▶ [DOCUMENT SOURCE]
BERLIN ET SPANDAU

La sortie de l'ombre

L'Empire agonisant

Le traité de Vienne, du 14 octobre 1809, a mis fin à la guerre aux dépens de l’Autriche qui perd plusieurs provinces et toute sa façade sur l’Adriatique, attribuée à la France. Le tsar reçoit le Sud de la Galicie, mais n’accepte pas de voir la Galicie du Nord arrondir le duché de Varsovie.

Divorce et remariage
De retour à Fontainebleau, Napoléon annonce à Cambacérès son intention de divorcer. Son mariage religieux avec Joséphine est annulé le 12 janvier 1810 par l’officialité métropolitaine de Paris pour cause de clandestinité et d’irrégularités. Après que le tsar ait répondu évasivement à la demande de la main de sa sœur, c’est Marie-Louise, fille de François Ier d’Autriche, qui est choisie. Le 11 mars, le mariage par procuration est célébré à Vienne : le maréchal Berthier représente Napoléon. Le mariage est béni religieusement le 2 avril au Louvre. Le Roi de Rome naît aux Tuileries le 20 mars 1811.

Perte des colonies et blocus continental
Durant ce temps, l’Angleterre s’empare tranquillement des colonies néerlandaises (Surinam, Le Cap, Curaçao, Java) et françaises (Guyane, Martinique, l’Île de France). Albion souffre néanmoins du blocus qui entrave le commerce ; d’autre part, les subventions aux alliés continentaux coûtent cher ! La Colombie, avec Bolivar, se soulève le 19 avril 1810 contre l’Espagne de Joseph Bonaparte et s’ouvre au commerce anglais. Ce même blocus fait aussi des ravages sur le continent et la contrebande est active, malgré la sévérité des peines encourues. Le 31 décembre 1810, excédé, le tsar surtaxe les produits français et ouvre ses ports aux neutres.

Mégalomanie napoléonienne
Quant à l’Empire français, il devient monstrueux et s’étend de l’Elbe au Nord et de la Drave à l’Est jusqu’à l’Èbre au Sud. C’est l’Empire des 130 départements, y compris les deux que Napoléon a taillés dans les anciens États du Pape, qu’il a fait arrêter au Quirinal par le général de gendarmerie Radet dans la nuit du 5 au 6 juillet 1809 et interner à Savone.

▶ [DONNÉES ENREGISTRÉES]

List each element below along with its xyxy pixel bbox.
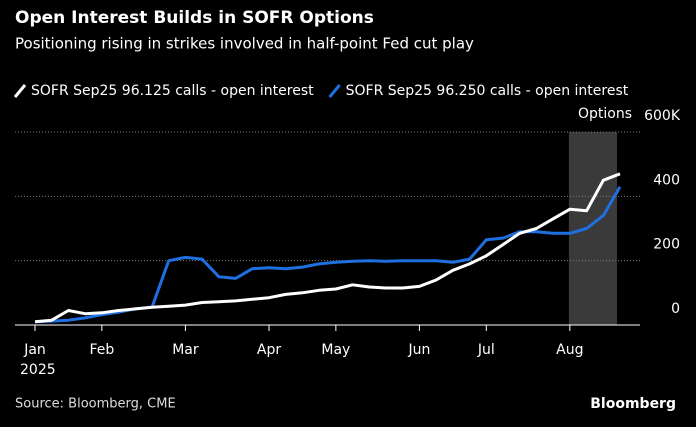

▶ [TÂCHE DEMANDÉE A]
D'après le document source, qui représente Napoléon lors du mariage par procuration célébré à Vienne ?
▶ [TÂCHE DEMANDÉE B]
Recopiez mot pour mot un passage du document source, en commençant à « BERLIN ET SPANDAU » et en terminant à « duché de Varsovie. ».
Ces données n'ont aucun lien avec le document source.

▶ [RÉPONSE A]
Le maréchal Berthier.

▶ [RÉPONSE B]
BERLIN ET SPANDAU

La sortie de l'ombre

L'Empire agonisant

Le traité de Vienne, du 14 octobre 1809, a mis fin à la guerre aux dépens de l’Autriche qui perd plusieurs provinces et toute sa façade sur l’Adriatique, attribuée à la France. Le tsar reçoit le Sud de la Galicie, mais n’accepte pas de voir la Galicie du Nord arrondir le duché de Varsovie.